# OBJECTIVE
In the records below, find the line containing "Give me the". Output it and every line after it to the end, unchanged, with no pictures.

┌─ LISTED RECORDS

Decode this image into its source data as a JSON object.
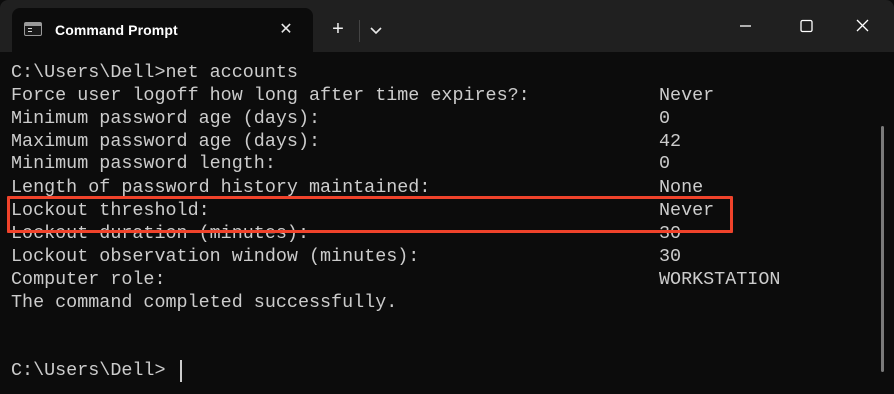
{
  "window": {
    "tab_title": "Command Prompt",
    "tab_close_glyph": "✕",
    "new_tab_glyph": "+"
  },
  "terminal": {
    "lines": [
      "C:\\Users\\Dell>net accounts",
      "Force user logoff how long after time expires?:",
      "Minimum password age (days):",
      "Maximum password age (days):",
      "Minimum password length:",
      "Length of password history maintained:",
      "Lockout threshold:",
      "Lockout duration (minutes):",
      "Lockout observation window (minutes):",
      "Computer role:",
      "The command completed successfully.",
      "",
      "C:\\Users\\Dell>"
    ],
    "values": [
      "",
      "Never",
      "0",
      "42",
      "0",
      "None",
      "Never",
      "30",
      "30",
      "WORKSTATION",
      "",
      "",
      ""
    ]
  },
  "colors": {
    "background": "#0c0c0c",
    "titlebar": "#202020",
    "text": "#cccccc",
    "highlight_border": "#f0432b"
  },
  "icons": {
    "tab": "terminal-icon",
    "close": "close-icon",
    "add": "plus-icon",
    "dropdown": "chevron-down-icon",
    "minimize": "minimize-icon",
    "maximize": "maximize-icon",
    "window_close": "close-icon"
  }
}
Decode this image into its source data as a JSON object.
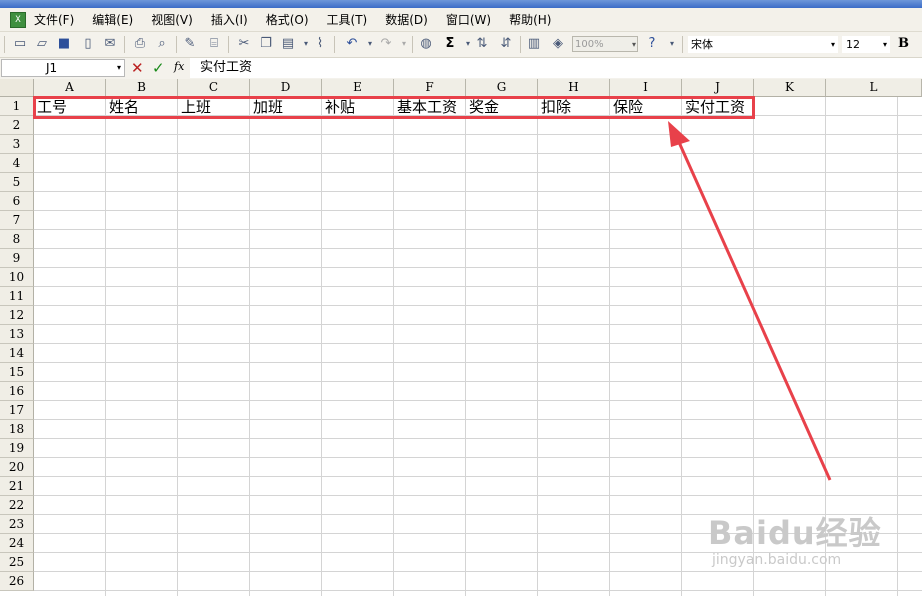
{
  "menu": {
    "app_icon_label": "X",
    "items": [
      "文件(F)",
      "编辑(E)",
      "视图(V)",
      "插入(I)",
      "格式(O)",
      "工具(T)",
      "数据(D)",
      "窗口(W)",
      "帮助(H)"
    ]
  },
  "toolbar": {
    "zoom": "100%",
    "font_name": "宋体",
    "font_size": "12",
    "bold_label": "B",
    "sum_glyph": "Σ"
  },
  "formula_bar": {
    "name_box": "J1",
    "cancel_glyph": "✕",
    "enter_glyph": "✓",
    "fx_label": "fx",
    "formula": "实付工资"
  },
  "sheet": {
    "columns": [
      "A",
      "B",
      "C",
      "D",
      "E",
      "F",
      "G",
      "H",
      "I",
      "J",
      "K",
      "L"
    ],
    "rows": [
      "1",
      "2",
      "3",
      "4",
      "5",
      "6",
      "7",
      "8",
      "9",
      "10",
      "11",
      "12",
      "13",
      "14",
      "15",
      "16",
      "17",
      "18",
      "19",
      "20",
      "21",
      "22",
      "23",
      "24",
      "25",
      "26"
    ],
    "row1": [
      "工号",
      "姓名",
      "上班",
      "加班",
      "补贴",
      "基本工资",
      "奖金",
      "扣除",
      "保险",
      "实付工资"
    ]
  },
  "annotation": {
    "highlight_color": "#e8414a"
  },
  "watermark": {
    "text": "Baidu经验",
    "sub": "jingyan.baidu.com"
  }
}
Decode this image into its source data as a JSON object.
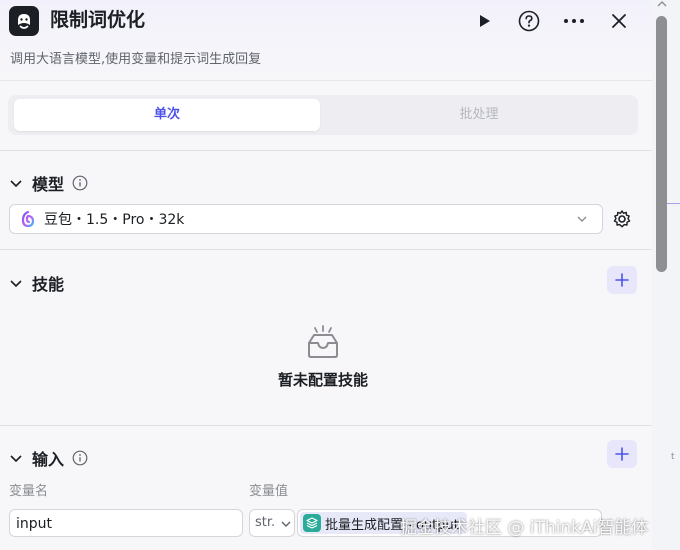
{
  "node": {
    "title": "限制词优化",
    "description": "调用大语言模型,使用变量和提示词生成回复"
  },
  "tabs": [
    {
      "label": "单次",
      "active": true
    },
    {
      "label": "批处理",
      "active": false
    }
  ],
  "model_section": {
    "title": "模型",
    "selected": "豆包・1.5・Pro・32k"
  },
  "skills_section": {
    "title": "技能",
    "empty_text": "暂未配置技能"
  },
  "input_section": {
    "title": "输入",
    "col_name": "变量名",
    "col_value": "变量值",
    "rows": [
      {
        "name": "input",
        "type": "str.",
        "value": "批量生成配置 - output"
      }
    ]
  },
  "watermark": "掘金技术社区 @ iThinkAi智能体",
  "edge_text": "t",
  "colors": {
    "accent": "#4d53e8",
    "plus_bg": "#e7e6fb",
    "chip_icon": "#2bab9a"
  }
}
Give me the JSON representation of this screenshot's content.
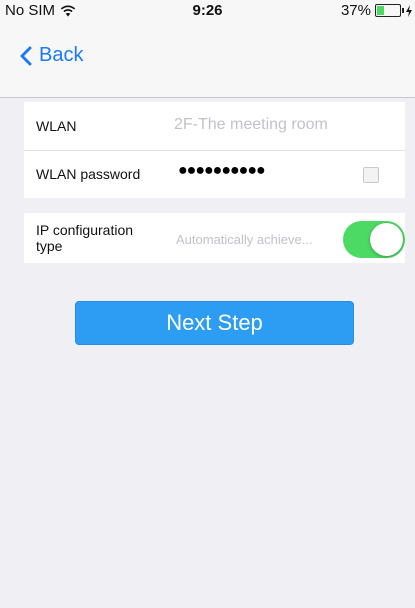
{
  "status_bar": {
    "carrier": "No SIM",
    "time": "9:26",
    "battery_percent_label": "37%",
    "battery_level": 0.37,
    "battery_fill_color": "#4cd964",
    "icons": [
      "wifi-icon",
      "battery-icon",
      "charging-icon"
    ]
  },
  "nav": {
    "back_label": "Back",
    "back_icon": "chevron-left-icon",
    "accent_color": "#1a7af8"
  },
  "form": {
    "wlan": {
      "label": "WLAN",
      "value": "2F-The meeting room"
    },
    "password": {
      "label": "WLAN password",
      "value": "●●●●●●●●●●",
      "show_password_checked": false
    },
    "ip_config": {
      "label": "IP configuration type",
      "value": "Automatically achieve...",
      "toggle_on": true,
      "toggle_color": "#4cd964"
    }
  },
  "actions": {
    "next_step_label": "Next Step",
    "button_color": "#2d9cf3"
  }
}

└─

# REPLY
Give me the JSON representation of this screenshot's content.
{
  "status_bar": {
    "carrier": "No SIM",
    "time": "9:26",
    "battery_percent_label": "37%",
    "battery_level": 0.37,
    "battery_fill_color": "#4cd964",
    "icons": [
      "wifi-icon",
      "battery-icon",
      "charging-icon"
    ]
  },
  "nav": {
    "back_label": "Back",
    "back_icon": "chevron-left-icon",
    "accent_color": "#1a7af8"
  },
  "form": {
    "wlan": {
      "label": "WLAN",
      "value": "2F-The meeting room"
    },
    "password": {
      "label": "WLAN password",
      "value": "●●●●●●●●●●",
      "show_password_checked": false
    },
    "ip_config": {
      "label": "IP configuration type",
      "value": "Automatically achieve...",
      "toggle_on": true,
      "toggle_color": "#4cd964"
    }
  },
  "actions": {
    "next_step_label": "Next Step",
    "button_color": "#2d9cf3"
  }
}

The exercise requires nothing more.